■ WRITTEN REQUEST
Work through the material below and count the lines holding the word "Entertainment"; give that count and nothing more.

■ TASK DATA
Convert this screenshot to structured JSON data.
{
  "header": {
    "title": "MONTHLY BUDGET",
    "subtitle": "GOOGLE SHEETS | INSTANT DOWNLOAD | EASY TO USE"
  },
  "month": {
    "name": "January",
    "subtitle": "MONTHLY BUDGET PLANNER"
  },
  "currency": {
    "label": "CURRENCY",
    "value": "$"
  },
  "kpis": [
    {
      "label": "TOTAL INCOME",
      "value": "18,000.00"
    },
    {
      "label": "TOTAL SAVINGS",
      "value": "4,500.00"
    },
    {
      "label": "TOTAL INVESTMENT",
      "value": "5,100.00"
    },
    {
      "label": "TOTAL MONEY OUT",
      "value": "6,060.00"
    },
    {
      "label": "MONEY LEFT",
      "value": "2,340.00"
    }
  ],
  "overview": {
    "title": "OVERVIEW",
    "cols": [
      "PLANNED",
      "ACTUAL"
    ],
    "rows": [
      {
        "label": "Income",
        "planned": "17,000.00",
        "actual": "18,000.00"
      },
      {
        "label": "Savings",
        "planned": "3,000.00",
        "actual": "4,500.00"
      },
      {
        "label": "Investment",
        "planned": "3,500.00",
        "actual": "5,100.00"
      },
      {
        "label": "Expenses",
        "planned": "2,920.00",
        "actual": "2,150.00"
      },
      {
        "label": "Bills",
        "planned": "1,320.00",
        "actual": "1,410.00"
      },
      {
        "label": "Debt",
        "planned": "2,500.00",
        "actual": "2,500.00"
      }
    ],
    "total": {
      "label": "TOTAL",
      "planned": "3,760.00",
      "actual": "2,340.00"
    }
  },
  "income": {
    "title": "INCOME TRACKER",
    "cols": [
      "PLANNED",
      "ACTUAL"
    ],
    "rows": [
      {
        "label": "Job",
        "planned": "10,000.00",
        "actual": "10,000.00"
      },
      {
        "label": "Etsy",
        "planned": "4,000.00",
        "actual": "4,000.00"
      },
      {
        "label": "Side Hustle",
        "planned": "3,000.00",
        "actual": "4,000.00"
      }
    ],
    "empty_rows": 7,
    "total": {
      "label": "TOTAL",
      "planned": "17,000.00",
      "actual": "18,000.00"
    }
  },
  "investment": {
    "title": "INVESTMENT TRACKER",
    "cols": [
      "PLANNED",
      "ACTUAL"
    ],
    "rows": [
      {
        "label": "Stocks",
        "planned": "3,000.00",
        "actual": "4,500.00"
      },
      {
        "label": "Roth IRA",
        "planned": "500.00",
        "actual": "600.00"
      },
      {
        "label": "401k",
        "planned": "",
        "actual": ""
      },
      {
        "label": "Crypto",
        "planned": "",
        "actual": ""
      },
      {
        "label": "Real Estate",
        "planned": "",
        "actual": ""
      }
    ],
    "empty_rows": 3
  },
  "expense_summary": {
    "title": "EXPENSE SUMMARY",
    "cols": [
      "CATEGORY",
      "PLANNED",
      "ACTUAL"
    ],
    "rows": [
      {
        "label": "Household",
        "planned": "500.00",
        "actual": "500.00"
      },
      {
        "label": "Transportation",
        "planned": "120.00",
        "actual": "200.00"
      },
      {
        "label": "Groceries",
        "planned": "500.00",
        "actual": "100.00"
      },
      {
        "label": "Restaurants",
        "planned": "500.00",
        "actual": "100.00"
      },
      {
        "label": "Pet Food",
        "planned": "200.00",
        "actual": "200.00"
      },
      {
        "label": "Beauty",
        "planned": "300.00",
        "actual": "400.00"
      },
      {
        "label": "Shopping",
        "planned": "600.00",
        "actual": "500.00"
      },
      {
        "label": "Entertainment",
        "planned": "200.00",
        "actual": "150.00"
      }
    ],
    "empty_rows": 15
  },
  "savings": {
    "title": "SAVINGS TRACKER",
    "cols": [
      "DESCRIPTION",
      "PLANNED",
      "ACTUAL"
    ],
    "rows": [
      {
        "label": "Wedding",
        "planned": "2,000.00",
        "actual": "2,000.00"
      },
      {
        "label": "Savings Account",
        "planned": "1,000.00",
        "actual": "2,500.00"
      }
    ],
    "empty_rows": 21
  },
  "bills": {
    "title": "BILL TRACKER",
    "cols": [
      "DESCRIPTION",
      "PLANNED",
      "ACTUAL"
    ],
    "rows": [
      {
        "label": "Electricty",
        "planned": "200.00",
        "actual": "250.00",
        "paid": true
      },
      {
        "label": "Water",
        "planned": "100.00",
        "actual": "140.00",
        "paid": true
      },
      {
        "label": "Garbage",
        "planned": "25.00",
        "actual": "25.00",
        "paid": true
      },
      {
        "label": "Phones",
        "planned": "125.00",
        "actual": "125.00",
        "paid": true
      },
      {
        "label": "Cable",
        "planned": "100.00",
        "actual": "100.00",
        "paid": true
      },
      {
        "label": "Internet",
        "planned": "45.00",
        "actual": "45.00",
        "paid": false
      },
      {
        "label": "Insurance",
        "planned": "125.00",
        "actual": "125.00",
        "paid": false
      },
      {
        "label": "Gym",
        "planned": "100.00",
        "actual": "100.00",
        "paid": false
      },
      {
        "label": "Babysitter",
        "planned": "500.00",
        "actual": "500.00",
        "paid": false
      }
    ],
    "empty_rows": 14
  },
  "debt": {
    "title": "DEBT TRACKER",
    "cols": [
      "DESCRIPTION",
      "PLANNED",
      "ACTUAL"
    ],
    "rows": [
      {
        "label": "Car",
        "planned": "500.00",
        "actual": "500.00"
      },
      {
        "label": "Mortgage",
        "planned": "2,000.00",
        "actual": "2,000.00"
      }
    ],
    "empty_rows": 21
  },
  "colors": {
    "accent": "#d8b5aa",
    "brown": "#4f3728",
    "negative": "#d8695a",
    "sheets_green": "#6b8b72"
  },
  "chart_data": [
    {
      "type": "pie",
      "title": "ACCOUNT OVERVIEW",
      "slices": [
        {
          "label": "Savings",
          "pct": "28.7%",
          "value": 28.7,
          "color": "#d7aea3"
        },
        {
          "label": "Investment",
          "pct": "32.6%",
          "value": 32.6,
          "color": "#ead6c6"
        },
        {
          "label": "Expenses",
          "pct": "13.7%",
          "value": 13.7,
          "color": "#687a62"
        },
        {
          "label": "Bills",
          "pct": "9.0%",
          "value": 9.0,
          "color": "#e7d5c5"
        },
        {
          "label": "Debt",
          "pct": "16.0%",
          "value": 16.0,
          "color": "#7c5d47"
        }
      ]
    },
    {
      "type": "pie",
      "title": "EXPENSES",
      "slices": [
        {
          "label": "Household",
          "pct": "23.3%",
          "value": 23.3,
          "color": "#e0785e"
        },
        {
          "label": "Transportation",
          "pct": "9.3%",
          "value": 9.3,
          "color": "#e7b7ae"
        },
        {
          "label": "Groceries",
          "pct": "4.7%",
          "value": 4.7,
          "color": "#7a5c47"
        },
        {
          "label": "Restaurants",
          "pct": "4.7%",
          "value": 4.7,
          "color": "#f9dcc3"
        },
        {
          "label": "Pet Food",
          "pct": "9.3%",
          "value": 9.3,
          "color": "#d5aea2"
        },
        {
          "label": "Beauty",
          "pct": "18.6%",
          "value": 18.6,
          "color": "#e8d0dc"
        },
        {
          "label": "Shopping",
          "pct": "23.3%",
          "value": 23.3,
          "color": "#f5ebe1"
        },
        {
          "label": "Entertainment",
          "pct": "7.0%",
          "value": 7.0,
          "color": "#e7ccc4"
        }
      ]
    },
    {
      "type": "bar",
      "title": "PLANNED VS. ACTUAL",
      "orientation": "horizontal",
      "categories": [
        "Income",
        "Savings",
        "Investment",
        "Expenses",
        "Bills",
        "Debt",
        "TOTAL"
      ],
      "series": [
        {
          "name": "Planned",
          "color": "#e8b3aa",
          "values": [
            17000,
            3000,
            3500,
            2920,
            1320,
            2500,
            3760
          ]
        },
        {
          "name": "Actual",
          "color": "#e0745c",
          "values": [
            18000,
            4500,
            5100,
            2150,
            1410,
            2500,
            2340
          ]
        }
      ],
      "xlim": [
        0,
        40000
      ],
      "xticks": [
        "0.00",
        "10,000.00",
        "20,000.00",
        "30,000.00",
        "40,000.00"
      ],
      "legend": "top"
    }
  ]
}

■ WRITTEN RESPONSE
2